### Exercise 1
In the review of The Long Game, what breed of dog is Harry, the service dog of Detective Sergeant Zoe Mayer?
### Exercise 2
Write the next part of the review of The Long Game, picking up immediately after its final sentence.

Book Review: “The Long Game” by Simon Rowell (@sirowell_author @text_publishing @EasternRegional)

The Long Game (Text Publishing, 2021) by Simon Rowell

Simon Rowell’s The Long Game is a riveting read, set around the Mornington Peninsula in southeastern Metropolitan Melbourne. Frequent visitors to the beachside suburbs will find this crime thriller particularly enthralling.

The story features Detective Sergeant Zoe Mayer, an instinctual investigator who is recently back from extended leave for PTSD. Her sidekick is a service dog named Harry, a very endearing golden retriever.

Rowell does a brilliant job concealing what has happened to cause the PTSD – until near the story’s end, which can be maddening to those who cannot help but quickly falling in love with the heroine. People around Zoe seem to either venerate or despise her. It makes readers eager to delve into the great secret that is her past.

As the story unfurls – and as a seemingly straightforward murder case becomes increasingly complicated – we have to admire the author’s control of the narrative pace. There are no minced words nor frivolous details of emotions. Every dialogue is dynamic, designed to accelerate the story’s progress.

Even after an arrest is made, readers are faced with a series of twists and turns that push them to the edge of their seats. We soon realise that the killer is “a fricken genius”, a “planner” who is calm, in control, and dangerously patient.

Throughout the book, there are hints of Agatha Christie’s The Murder of Roger Ackroyd, Thomas Harris’s Black Sunday, and even Dan Brown’s Inferno. There is also a nice combination of cutting-edge technological surveillance, forensic investigation, good old-fashioned deduction, and blood-pumping search and pursuit.

But ultimately The Long Game is unique in its own way, thanks to its meticulously plotted story full of authentic and likeable characters. In the author’s words:

“Although the novel is action-driven, with a tough and clever investigator, I hope that people appreciate Zoe’s resilience against those who want to bring her down. Often, she finds herself isolated, but she maintains faith in her own instincts. She backs herself, which I particularly respect.”

(Dataset entries)
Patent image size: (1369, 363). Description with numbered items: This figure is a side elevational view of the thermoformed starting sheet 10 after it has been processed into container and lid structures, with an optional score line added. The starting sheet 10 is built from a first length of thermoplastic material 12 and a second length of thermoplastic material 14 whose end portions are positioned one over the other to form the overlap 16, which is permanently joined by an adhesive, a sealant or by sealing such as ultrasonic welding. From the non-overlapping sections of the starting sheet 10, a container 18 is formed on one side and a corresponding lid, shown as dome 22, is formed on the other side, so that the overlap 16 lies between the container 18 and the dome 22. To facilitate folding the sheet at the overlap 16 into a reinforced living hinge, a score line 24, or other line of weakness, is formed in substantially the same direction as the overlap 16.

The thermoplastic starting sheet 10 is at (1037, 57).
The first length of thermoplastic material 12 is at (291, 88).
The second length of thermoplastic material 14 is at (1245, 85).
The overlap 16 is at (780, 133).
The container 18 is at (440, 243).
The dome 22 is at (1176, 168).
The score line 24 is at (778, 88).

### Your response 1
A golden retriever.

### Your response 2
It is necessary to mention here that Harry is not your ordinary police dog. A “specialist” in many ways, his presence not only sheds light on Zoe’s physical and mental strengths but is also crucial to solving the chilling murder case.

In an interview, Rowell encourages aspiring writers to find and polish their own voices. “[My writing style is like] a fingerprint, pretty much unique to me… I write punchy, hardboiled crime novels with strong female characters [and] I lean in to my strengths.”

Rowell further highlights the importance of reading and learning the craft of writing, as well as being open to constructive criticism. Indeed, this reviewer would love to be the fly on the wall when the Victorian Police Film and Television Office provided feedback to the author on “some of the technical aspects of policing”.

Readers are invited to meet Rowell via Zoom on Wednesday 25 May, to discuss his process of writing and getting published. More details can be found on Eastern Regional Libraries website.

Note: This book review, originally titled “Crime thriller full of surprises”, was published under the title “Full of surprises” by Ranges Trader Star Mail on May 17, 2022, P.26.